──────── SUPPLIED MATERIAL ────────
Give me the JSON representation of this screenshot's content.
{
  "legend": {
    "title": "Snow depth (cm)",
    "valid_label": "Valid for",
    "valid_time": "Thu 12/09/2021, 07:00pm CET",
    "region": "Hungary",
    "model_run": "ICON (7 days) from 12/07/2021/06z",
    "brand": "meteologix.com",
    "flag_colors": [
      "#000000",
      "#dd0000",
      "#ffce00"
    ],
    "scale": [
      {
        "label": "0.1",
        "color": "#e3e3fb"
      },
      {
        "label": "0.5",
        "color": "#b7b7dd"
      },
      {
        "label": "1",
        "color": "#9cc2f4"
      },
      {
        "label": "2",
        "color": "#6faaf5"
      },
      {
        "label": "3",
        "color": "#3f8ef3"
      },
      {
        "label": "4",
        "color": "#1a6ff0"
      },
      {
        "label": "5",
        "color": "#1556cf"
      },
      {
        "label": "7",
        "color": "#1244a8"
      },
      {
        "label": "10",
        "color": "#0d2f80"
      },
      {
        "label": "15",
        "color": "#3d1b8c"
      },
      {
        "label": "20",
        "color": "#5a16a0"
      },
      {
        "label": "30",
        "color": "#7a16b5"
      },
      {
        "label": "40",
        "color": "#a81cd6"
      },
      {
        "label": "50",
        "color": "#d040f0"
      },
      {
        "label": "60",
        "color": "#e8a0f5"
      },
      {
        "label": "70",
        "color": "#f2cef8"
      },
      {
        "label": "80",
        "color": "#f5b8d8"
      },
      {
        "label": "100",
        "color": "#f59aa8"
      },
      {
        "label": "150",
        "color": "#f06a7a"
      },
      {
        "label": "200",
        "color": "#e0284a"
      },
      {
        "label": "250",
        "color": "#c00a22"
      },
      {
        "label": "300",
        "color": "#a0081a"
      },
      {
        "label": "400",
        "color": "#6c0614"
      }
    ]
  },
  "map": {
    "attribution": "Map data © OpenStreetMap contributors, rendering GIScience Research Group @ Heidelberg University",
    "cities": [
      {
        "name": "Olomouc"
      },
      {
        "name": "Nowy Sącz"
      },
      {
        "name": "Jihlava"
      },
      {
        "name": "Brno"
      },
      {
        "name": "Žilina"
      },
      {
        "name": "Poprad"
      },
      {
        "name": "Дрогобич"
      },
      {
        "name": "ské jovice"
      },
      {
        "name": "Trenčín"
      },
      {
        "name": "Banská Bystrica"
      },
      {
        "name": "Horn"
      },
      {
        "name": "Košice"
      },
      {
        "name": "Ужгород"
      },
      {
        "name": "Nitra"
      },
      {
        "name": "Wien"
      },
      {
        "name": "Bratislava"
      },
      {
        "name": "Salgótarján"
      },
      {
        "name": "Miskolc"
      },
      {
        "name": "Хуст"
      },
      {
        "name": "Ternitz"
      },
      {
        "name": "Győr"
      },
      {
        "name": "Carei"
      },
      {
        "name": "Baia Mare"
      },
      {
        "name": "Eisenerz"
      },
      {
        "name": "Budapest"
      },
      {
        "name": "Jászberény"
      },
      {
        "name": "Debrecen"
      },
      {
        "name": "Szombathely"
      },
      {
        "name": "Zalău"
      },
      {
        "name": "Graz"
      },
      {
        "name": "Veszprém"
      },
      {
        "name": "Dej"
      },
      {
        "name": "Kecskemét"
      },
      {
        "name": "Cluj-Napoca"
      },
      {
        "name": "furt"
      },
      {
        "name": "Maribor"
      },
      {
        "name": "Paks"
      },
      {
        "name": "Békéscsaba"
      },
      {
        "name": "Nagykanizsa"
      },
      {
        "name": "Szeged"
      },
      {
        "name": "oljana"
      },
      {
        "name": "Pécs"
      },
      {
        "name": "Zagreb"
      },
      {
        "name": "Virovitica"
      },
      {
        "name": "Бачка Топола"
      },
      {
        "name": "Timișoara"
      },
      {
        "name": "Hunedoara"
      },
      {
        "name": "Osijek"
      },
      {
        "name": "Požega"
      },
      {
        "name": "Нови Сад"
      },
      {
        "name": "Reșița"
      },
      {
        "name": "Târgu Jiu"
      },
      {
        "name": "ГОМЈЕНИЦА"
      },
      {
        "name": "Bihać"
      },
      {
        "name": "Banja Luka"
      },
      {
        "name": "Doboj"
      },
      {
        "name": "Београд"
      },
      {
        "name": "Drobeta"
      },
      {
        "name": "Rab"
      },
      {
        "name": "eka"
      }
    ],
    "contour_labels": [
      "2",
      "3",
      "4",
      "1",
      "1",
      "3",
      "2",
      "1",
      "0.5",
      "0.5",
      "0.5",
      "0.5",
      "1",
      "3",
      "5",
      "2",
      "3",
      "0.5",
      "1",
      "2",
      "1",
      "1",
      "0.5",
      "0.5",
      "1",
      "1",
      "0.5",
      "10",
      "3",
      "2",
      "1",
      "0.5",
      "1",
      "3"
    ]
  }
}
────────
OBJECTIVE: Repeat every line of the material exactly as given.

ANSWER FOR THIS EXERCISE:
Give me the JSON representation of this screenshot's content.
{
  "legend": {
    "title": "Snow depth (cm)",
    "valid_label": "Valid for",
    "valid_time": "Thu 12/09/2021, 07:00pm CET",
    "region": "Hungary",
    "model_run": "ICON (7 days) from 12/07/2021/06z",
    "brand": "meteologix.com",
    "flag_colors": [
      "#000000",
      "#dd0000",
      "#ffce00"
    ],
    "scale": [
      {
        "label": "0.1",
        "color": "#e3e3fb"
      },
      {
        "label": "0.5",
        "color": "#b7b7dd"
      },
      {
        "label": "1",
        "color": "#9cc2f4"
      },
      {
        "label": "2",
        "color": "#6faaf5"
      },
      {
        "label": "3",
        "color": "#3f8ef3"
      },
      {
        "label": "4",
        "color": "#1a6ff0"
      },
      {
        "label": "5",
        "color": "#1556cf"
      },
      {
        "label": "7",
        "color": "#1244a8"
      },
      {
        "label": "10",
        "color": "#0d2f80"
      },
      {
        "label": "15",
        "color": "#3d1b8c"
      },
      {
        "label": "20",
        "color": "#5a16a0"
      },
      {
        "label": "30",
        "color": "#7a16b5"
      },
      {
        "label": "40",
        "color": "#a81cd6"
      },
      {
        "label": "50",
        "color": "#d040f0"
      },
      {
        "label": "60",
        "color": "#e8a0f5"
      },
      {
        "label": "70",
        "color": "#f2cef8"
      },
      {
        "label": "80",
        "color": "#f5b8d8"
      },
      {
        "label": "100",
        "color": "#f59aa8"
      },
      {
        "label": "150",
        "color": "#f06a7a"
      },
      {
        "label": "200",
        "color": "#e0284a"
      },
      {
        "label": "250",
        "color": "#c00a22"
      },
      {
        "label": "300",
        "color": "#a0081a"
      },
      {
        "label": "400",
        "color": "#6c0614"
      }
    ]
  },
  "map": {
    "attribution": "Map data © OpenStreetMap contributors, rendering GIScience Research Group @ Heidelberg University",
    "cities": [
      {
        "name": "Olomouc"
      },
      {
        "name": "Nowy Sącz"
      },
      {
        "name": "Jihlava"
      },
      {
        "name": "Brno"
      },
      {
        "name": "Žilina"
      },
      {
        "name": "Poprad"
      },
      {
        "name": "Дрогобич"
      },
      {
        "name": "ské jovice"
      },
      {
        "name": "Trenčín"
      },
      {
        "name": "Banská Bystrica"
      },
      {
        "name": "Horn"
      },
      {
        "name": "Košice"
      },
      {
        "name": "Ужгород"
      },
      {
        "name": "Nitra"
      },
      {
        "name": "Wien"
      },
      {
        "name": "Bratislava"
      },
      {
        "name": "Salgótarján"
      },
      {
        "name": "Miskolc"
      },
      {
        "name": "Хуст"
      },
      {
        "name": "Ternitz"
      },
      {
        "name": "Győr"
      },
      {
        "name": "Carei"
      },
      {
        "name": "Baia Mare"
      },
      {
        "name": "Eisenerz"
      },
      {
        "name": "Budapest"
      },
      {
        "name": "Jászberény"
      },
      {
        "name": "Debrecen"
      },
      {
        "name": "Szombathely"
      },
      {
        "name": "Zalău"
      },
      {
        "name": "Graz"
      },
      {
        "name": "Veszprém"
      },
      {
        "name": "Dej"
      },
      {
        "name": "Kecskemét"
      },
      {
        "name": "Cluj-Napoca"
      },
      {
        "name": "furt"
      },
      {
        "name": "Maribor"
      },
      {
        "name": "Paks"
      },
      {
        "name": "Békéscsaba"
      },
      {
        "name": "Nagykanizsa"
      },
      {
        "name": "Szeged"
      },
      {
        "name": "oljana"
      },
      {
        "name": "Pécs"
      },
      {
        "name": "Zagreb"
      },
      {
        "name": "Virovitica"
      },
      {
        "name": "Бачка Топола"
      },
      {
        "name": "Timișoara"
      },
      {
        "name": "Hunedoara"
      },
      {
        "name": "Osijek"
      },
      {
        "name": "Požega"
      },
      {
        "name": "Нови Сад"
      },
      {
        "name": "Reșița"
      },
      {
        "name": "Târgu Jiu"
      },
      {
        "name": "ГОМЈЕНИЦА"
      },
      {
        "name": "Bihać"
      },
      {
        "name": "Banja Luka"
      },
      {
        "name": "Doboj"
      },
      {
        "name": "Београд"
      },
      {
        "name": "Drobeta"
      },
      {
        "name": "Rab"
      },
      {
        "name": "eka"
      }
    ],
    "contour_labels": [
      "2",
      "3",
      "4",
      "1",
      "1",
      "3",
      "2",
      "1",
      "0.5",
      "0.5",
      "0.5",
      "0.5",
      "1",
      "3",
      "5",
      "2",
      "3",
      "0.5",
      "1",
      "2",
      "1",
      "1",
      "0.5",
      "0.5",
      "1",
      "1",
      "0.5",
      "10",
      "3",
      "2",
      "1",
      "0.5",
      "1",
      "3"
    ]
  }
}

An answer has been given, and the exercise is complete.